*Extracted data*:
━━━━━━━━
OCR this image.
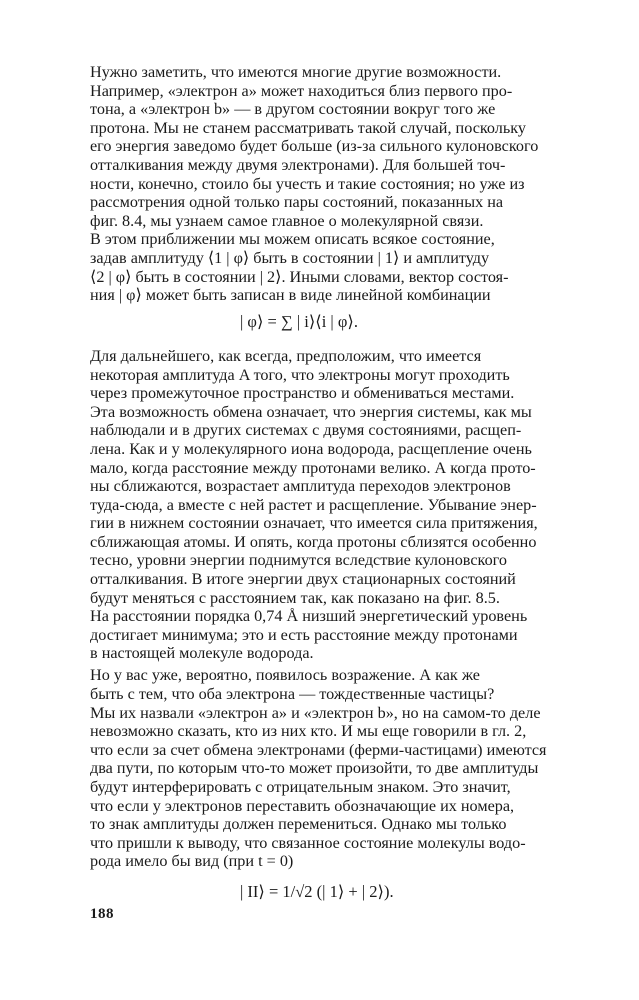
Нужно заметить, что имеются многие другие возможности.
Например, «электрон a» может находиться близ первого про-
тона, а «электрон b» — в другом состоянии вокруг того же
протона. Мы не станем рассматривать такой случай, поскольку
его энергия заведомо будет больше (из-за сильного кулоновского
отталкивания между двумя электронами). Для большей точ-
ности, конечно, стоило бы учесть и такие состояния; но уже из
рассмотрения одной только пары состояний, показанных на
фиг. 8.4, мы узнаем самое главное о молекулярной связи.
В этом приближении мы можем описать всякое состояние,
задав амплитуду ⟨1 | φ⟩ быть в состоянии | 1⟩ и амплитуду
⟨2 | φ⟩ быть в состоянии | 2⟩. Иными словами, вектор состоя-
ния | φ⟩ может быть записан в виде линейной комбинации
| φ⟩ = ∑ | i⟩⟨i | φ⟩.
Для дальнейшего, как всегда, предположим, что имеется
некоторая амплитуда A того, что электроны могут проходить
через промежуточное пространство и обмениваться местами.
Эта возможность обмена означает, что энергия системы, как мы
наблюдали и в других системах с двумя состояниями, расщеп-
лена. Как и у молекулярного иона водорода, расщепление очень
мало, когда расстояние между протонами велико. А когда прото-
ны сближаются, возрастает амплитуда переходов электронов
туда-сюда, а вместе с ней растет и расщепление. Убывание энер-
гии в нижнем состоянии означает, что имеется сила притяжения,
сближающая атомы. И опять, когда протоны сблизятся особенно
тесно, уровни энергии поднимутся вследствие кулоновского
отталкивания. В итоге энергии двух стационарных состояний
будут меняться с расстоянием так, как показано на фиг. 8.5.
На расстоянии порядка 0,74 Å низший энергетический уровень
достигает минимума; это и есть расстояние между протонами
в настоящей молекуле водорода.
Но у вас уже, вероятно, появилось возражение. А как же
быть с тем, что оба электрона — тождественные частицы?
Мы их назвали «электрон a» и «электрон b», но на самом-то деле
невозможно сказать, кто из них кто. И мы еще говорили в гл. 2,
что если за счет обмена электронами (ферми-частицами) имеются
два пути, по которым что-то может произойти, то две амплитуды
будут интерферировать с отрицательным знаком. Это значит,
что если у электронов переставить обозначающие их номера,
то знак амплитуды должен перемениться. Однако мы только
что пришли к выводу, что связанное состояние молекулы водо-
рода имело бы вид (при t = 0)
| II⟩ = 1/√2 (| 1⟩ + | 2⟩).
188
━━━━━━━━
*What the task asks*: Extract every line of the records above that contains the word "будут".

*Complete answer*:
будут меняться с расстоянием так, как показано на фиг. 8.5.
будут интерферировать с отрицательным знаком. Это значит,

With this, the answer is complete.